## What this task involves
Leave out the pictures and repeat the data exactly.

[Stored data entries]
▼

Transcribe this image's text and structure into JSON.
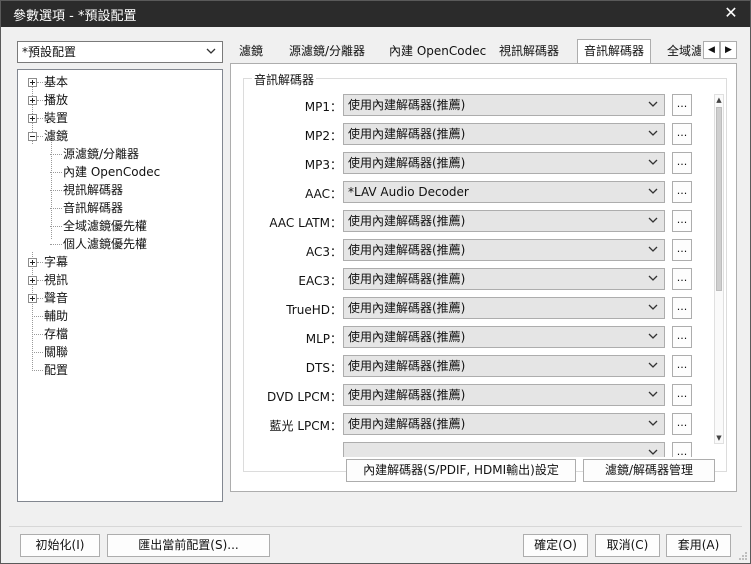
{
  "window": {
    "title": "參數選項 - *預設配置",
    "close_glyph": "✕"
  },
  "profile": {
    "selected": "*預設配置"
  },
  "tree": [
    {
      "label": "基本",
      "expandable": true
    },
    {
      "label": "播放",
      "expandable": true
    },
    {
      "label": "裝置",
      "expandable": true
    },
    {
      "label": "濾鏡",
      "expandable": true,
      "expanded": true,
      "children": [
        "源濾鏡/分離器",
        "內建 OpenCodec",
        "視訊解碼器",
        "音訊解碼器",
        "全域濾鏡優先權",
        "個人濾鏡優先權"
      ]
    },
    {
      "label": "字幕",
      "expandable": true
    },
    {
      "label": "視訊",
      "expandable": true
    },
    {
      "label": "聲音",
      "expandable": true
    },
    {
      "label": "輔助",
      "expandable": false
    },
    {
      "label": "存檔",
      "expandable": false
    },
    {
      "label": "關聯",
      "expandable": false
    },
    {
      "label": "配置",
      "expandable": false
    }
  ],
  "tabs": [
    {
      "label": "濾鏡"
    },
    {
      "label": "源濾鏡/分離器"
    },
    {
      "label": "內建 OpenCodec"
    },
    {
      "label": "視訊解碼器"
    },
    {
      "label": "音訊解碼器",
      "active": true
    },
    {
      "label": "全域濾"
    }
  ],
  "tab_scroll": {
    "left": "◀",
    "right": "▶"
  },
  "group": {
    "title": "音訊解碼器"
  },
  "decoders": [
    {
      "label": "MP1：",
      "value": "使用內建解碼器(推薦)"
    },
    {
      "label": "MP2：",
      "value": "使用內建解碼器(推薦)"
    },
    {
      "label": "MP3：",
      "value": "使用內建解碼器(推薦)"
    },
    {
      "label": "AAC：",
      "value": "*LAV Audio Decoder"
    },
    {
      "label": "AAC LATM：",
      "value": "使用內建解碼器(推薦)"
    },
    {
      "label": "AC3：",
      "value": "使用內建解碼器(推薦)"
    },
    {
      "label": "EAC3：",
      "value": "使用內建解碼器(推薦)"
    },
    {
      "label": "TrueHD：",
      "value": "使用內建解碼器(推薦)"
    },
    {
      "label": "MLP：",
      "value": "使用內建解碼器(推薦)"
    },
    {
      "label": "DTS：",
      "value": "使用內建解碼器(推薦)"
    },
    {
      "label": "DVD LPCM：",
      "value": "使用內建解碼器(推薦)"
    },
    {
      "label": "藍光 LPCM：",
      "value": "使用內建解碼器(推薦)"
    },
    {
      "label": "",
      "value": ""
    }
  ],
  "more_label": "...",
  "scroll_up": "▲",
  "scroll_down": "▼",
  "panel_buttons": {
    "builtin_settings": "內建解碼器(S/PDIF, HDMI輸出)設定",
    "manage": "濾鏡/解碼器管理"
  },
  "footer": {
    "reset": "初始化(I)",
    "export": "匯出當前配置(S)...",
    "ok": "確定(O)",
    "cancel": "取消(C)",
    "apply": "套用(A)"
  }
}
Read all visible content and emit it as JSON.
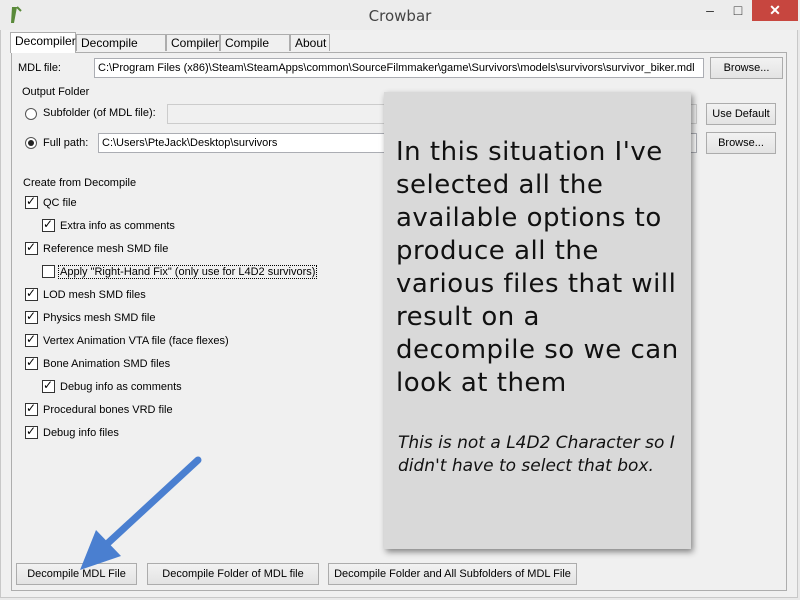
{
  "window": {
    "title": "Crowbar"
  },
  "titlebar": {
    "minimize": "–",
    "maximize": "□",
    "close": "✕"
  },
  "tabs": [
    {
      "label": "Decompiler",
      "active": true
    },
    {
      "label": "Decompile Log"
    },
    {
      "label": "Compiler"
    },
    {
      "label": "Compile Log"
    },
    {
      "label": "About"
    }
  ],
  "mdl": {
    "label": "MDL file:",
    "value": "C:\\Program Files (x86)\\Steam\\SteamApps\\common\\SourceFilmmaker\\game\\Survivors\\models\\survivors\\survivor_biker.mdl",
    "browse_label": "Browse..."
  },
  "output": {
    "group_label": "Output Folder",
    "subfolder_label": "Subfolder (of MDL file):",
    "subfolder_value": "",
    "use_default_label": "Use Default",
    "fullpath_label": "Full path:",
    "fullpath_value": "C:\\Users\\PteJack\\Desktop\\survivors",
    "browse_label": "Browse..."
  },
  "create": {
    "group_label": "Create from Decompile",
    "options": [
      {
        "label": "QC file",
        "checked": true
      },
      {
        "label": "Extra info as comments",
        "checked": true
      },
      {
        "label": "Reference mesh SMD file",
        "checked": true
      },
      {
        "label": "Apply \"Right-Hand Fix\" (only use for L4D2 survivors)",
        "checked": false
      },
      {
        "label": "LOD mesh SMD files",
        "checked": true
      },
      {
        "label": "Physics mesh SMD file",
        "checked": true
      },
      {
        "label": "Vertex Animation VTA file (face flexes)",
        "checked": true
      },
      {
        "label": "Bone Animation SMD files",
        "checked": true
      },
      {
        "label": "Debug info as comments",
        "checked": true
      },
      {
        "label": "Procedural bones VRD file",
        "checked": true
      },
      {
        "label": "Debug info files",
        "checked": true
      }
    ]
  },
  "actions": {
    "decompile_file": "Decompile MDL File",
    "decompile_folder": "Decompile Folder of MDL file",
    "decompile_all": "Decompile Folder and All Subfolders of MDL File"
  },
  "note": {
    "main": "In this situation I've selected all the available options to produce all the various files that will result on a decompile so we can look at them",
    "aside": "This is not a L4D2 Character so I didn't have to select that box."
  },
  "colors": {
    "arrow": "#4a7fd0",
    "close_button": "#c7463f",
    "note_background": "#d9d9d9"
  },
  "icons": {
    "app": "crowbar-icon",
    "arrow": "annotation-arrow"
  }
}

▲

## Answer
Transcribe this image's text and structure into JSON.
{
  "window": {
    "title": "參數選項 - *預設配置",
    "close_glyph": "✕"
  },
  "profile": {
    "selected": "*預設配置"
  },
  "tree": [
    {
      "label": "基本",
      "expandable": true
    },
    {
      "label": "播放",
      "expandable": true
    },
    {
      "label": "裝置",
      "expandable": true
    },
    {
      "label": "濾鏡",
      "expandable": true,
      "expanded": true,
      "children": [
        "源濾鏡/分離器",
        "內建 OpenCodec",
        "視訊解碼器",
        "音訊解碼器",
        "全域濾鏡優先權",
        "個人濾鏡優先權"
      ]
    },
    {
      "label": "字幕",
      "expandable": true
    },
    {
      "label": "視訊",
      "expandable": true
    },
    {
      "label": "聲音",
      "expandable": true
    },
    {
      "label": "輔助",
      "expandable": false
    },
    {
      "label": "存檔",
      "expandable": false
    },
    {
      "label": "關聯",
      "expandable": false
    },
    {
      "label": "配置",
      "expandable": false
    }
  ],
  "tabs": [
    {
      "label": "濾鏡"
    },
    {
      "label": "源濾鏡/分離器"
    },
    {
      "label": "內建 OpenCodec"
    },
    {
      "label": "視訊解碼器"
    },
    {
      "label": "音訊解碼器",
      "active": true
    },
    {
      "label": "全域濾"
    }
  ],
  "tab_scroll": {
    "left": "◀",
    "right": "▶"
  },
  "group": {
    "title": "音訊解碼器"
  },
  "decoders": [
    {
      "label": "MP1：",
      "value": "使用內建解碼器(推薦)"
    },
    {
      "label": "MP2：",
      "value": "使用內建解碼器(推薦)"
    },
    {
      "label": "MP3：",
      "value": "使用內建解碼器(推薦)"
    },
    {
      "label": "AAC：",
      "value": "*LAV Audio Decoder"
    },
    {
      "label": "AAC LATM：",
      "value": "使用內建解碼器(推薦)"
    },
    {
      "label": "AC3：",
      "value": "使用內建解碼器(推薦)"
    },
    {
      "label": "EAC3：",
      "value": "使用內建解碼器(推薦)"
    },
    {
      "label": "TrueHD：",
      "value": "使用內建解碼器(推薦)"
    },
    {
      "label": "MLP：",
      "value": "使用內建解碼器(推薦)"
    },
    {
      "label": "DTS：",
      "value": "使用內建解碼器(推薦)"
    },
    {
      "label": "DVD LPCM：",
      "value": "使用內建解碼器(推薦)"
    },
    {
      "label": "藍光 LPCM：",
      "value": "使用內建解碼器(推薦)"
    },
    {
      "label": "",
      "value": ""
    }
  ],
  "more_label": "...",
  "scroll_up": "▲",
  "scroll_down": "▼",
  "panel_buttons": {
    "builtin_settings": "內建解碼器(S/PDIF, HDMI輸出)設定",
    "manage": "濾鏡/解碼器管理"
  },
  "footer": {
    "reset": "初始化(I)",
    "export": "匯出當前配置(S)...",
    "ok": "確定(O)",
    "cancel": "取消(C)",
    "apply": "套用(A)"
  }
}
Read all visible content and emit it as JSON.
{
  "window": {
    "title": "Crowbar"
  },
  "titlebar": {
    "minimize": "–",
    "maximize": "□",
    "close": "✕"
  },
  "tabs": [
    {
      "label": "Decompiler",
      "active": true
    },
    {
      "label": "Decompile Log"
    },
    {
      "label": "Compiler"
    },
    {
      "label": "Compile Log"
    },
    {
      "label": "About"
    }
  ],
  "mdl": {
    "label": "MDL file:",
    "value": "C:\\Program Files (x86)\\Steam\\SteamApps\\common\\SourceFilmmaker\\game\\Survivors\\models\\survivors\\survivor_biker.mdl",
    "browse_label": "Browse..."
  },
  "output": {
    "group_label": "Output Folder",
    "subfolder_label": "Subfolder (of MDL file):",
    "subfolder_value": "",
    "use_default_label": "Use Default",
    "fullpath_label": "Full path:",
    "fullpath_value": "C:\\Users\\PteJack\\Desktop\\survivors",
    "browse_label": "Browse..."
  },
  "create": {
    "group_label": "Create from Decompile",
    "options": [
      {
        "label": "QC file",
        "checked": true
      },
      {
        "label": "Extra info as comments",
        "checked": true
      },
      {
        "label": "Reference mesh SMD file",
        "checked": true
      },
      {
        "label": "Apply \"Right-Hand Fix\" (only use for L4D2 survivors)",
        "checked": false
      },
      {
        "label": "LOD mesh SMD files",
        "checked": true
      },
      {
        "label": "Physics mesh SMD file",
        "checked": true
      },
      {
        "label": "Vertex Animation VTA file (face flexes)",
        "checked": true
      },
      {
        "label": "Bone Animation SMD files",
        "checked": true
      },
      {
        "label": "Debug info as comments",
        "checked": true
      },
      {
        "label": "Procedural bones VRD file",
        "checked": true
      },
      {
        "label": "Debug info files",
        "checked": true
      }
    ]
  },
  "actions": {
    "decompile_file": "Decompile MDL File",
    "decompile_folder": "Decompile Folder of MDL file",
    "decompile_all": "Decompile Folder and All Subfolders of MDL File"
  },
  "note": {
    "main": "In this situation I've selected all the available options to produce all the various files that will result on a decompile so we can look at them",
    "aside": "This is not a L4D2 Character so I didn't have to select that box."
  },
  "colors": {
    "arrow": "#4a7fd0",
    "close_button": "#c7463f",
    "note_background": "#d9d9d9"
  },
  "icons": {
    "app": "crowbar-icon",
    "arrow": "annotation-arrow"
  }
}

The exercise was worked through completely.